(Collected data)
※

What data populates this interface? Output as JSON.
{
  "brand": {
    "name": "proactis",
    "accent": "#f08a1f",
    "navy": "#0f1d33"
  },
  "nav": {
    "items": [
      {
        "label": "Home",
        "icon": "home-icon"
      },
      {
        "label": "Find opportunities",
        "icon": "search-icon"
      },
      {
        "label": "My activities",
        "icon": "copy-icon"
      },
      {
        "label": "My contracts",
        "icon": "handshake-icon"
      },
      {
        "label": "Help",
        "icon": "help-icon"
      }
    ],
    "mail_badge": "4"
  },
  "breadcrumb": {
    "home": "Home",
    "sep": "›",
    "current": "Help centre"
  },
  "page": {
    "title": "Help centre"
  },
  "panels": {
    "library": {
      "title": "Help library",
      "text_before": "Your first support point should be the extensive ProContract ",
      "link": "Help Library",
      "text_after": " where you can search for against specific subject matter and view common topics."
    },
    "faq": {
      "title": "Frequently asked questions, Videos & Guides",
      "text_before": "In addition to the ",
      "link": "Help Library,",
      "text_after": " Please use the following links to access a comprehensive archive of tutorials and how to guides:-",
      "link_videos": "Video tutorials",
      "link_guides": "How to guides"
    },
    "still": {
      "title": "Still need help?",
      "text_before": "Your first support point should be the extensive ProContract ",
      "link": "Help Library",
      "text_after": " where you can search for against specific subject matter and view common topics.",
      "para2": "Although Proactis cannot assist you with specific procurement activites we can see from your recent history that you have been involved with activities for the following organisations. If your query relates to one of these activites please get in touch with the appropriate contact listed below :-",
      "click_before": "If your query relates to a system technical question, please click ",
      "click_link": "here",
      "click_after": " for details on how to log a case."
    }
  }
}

※

- **What to produce**
Retype the whole listing above exactly.

- **Completed exercise**
What data populates this interface? Output as JSON.
{
  "brand": {
    "name": "proactis",
    "accent": "#f08a1f",
    "navy": "#0f1d33"
  },
  "nav": {
    "items": [
      {
        "label": "Home",
        "icon": "home-icon"
      },
      {
        "label": "Find opportunities",
        "icon": "search-icon"
      },
      {
        "label": "My activities",
        "icon": "copy-icon"
      },
      {
        "label": "My contracts",
        "icon": "handshake-icon"
      },
      {
        "label": "Help",
        "icon": "help-icon"
      }
    ],
    "mail_badge": "4"
  },
  "breadcrumb": {
    "home": "Home",
    "sep": "›",
    "current": "Help centre"
  },
  "page": {
    "title": "Help centre"
  },
  "panels": {
    "library": {
      "title": "Help library",
      "text_before": "Your first support point should be the extensive ProContract ",
      "link": "Help Library",
      "text_after": " where you can search for against specific subject matter and view common topics."
    },
    "faq": {
      "title": "Frequently asked questions, Videos & Guides",
      "text_before": "In addition to the ",
      "link": "Help Library,",
      "text_after": " Please use the following links to access a comprehensive archive of tutorials and how to guides:-",
      "link_videos": "Video tutorials",
      "link_guides": "How to guides"
    },
    "still": {
      "title": "Still need help?",
      "text_before": "Your first support point should be the extensive ProContract ",
      "link": "Help Library",
      "text_after": " where you can search for against specific subject matter and view common topics.",
      "para2": "Although Proactis cannot assist you with specific procurement activites we can see from your recent history that you have been involved with activities for the following organisations. If your query relates to one of these activites please get in touch with the appropriate contact listed below :-",
      "click_before": "If your query relates to a system technical question, please click ",
      "click_link": "here",
      "click_after": " for details on how to log a case."
    }
  }
}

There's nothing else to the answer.